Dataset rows
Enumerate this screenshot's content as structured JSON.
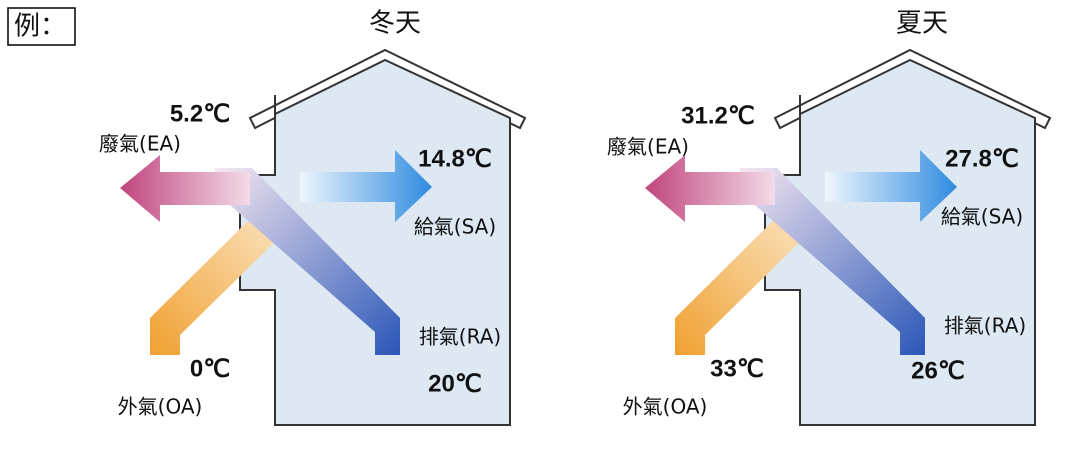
{
  "label": "例：",
  "panels": [
    {
      "title": "冬天",
      "ea_temp": "5.2℃",
      "ea_label": "廢氣(EA)",
      "sa_temp": "14.8℃",
      "sa_label": "給氣(SA)",
      "ra_label": "排氣(RA)",
      "oa_temp": "0℃",
      "ra_temp": "20℃",
      "oa_label": "外氣(OA)"
    },
    {
      "title": "夏天",
      "ea_temp": "31.2℃",
      "ea_label": "廢氣(EA)",
      "sa_temp": "27.8℃",
      "sa_label": "給氣(SA)",
      "ra_label": "排氣(RA)",
      "oa_temp": "33℃",
      "ra_temp": "26℃",
      "oa_label": "外氣(OA)"
    }
  ]
}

**Objective:**
Every line above should be returned exactly; the pictures stay out.

**Task solution:**
Enumerate this screenshot's content as structured JSON.
{
  "label": "例：",
  "panels": [
    {
      "title": "冬天",
      "ea_temp": "5.2℃",
      "ea_label": "廢氣(EA)",
      "sa_temp": "14.8℃",
      "sa_label": "給氣(SA)",
      "ra_label": "排氣(RA)",
      "oa_temp": "0℃",
      "ra_temp": "20℃",
      "oa_label": "外氣(OA)"
    },
    {
      "title": "夏天",
      "ea_temp": "31.2℃",
      "ea_label": "廢氣(EA)",
      "sa_temp": "27.8℃",
      "sa_label": "給氣(SA)",
      "ra_label": "排氣(RA)",
      "oa_temp": "33℃",
      "ra_temp": "26℃",
      "oa_label": "外氣(OA)"
    }
  ]
}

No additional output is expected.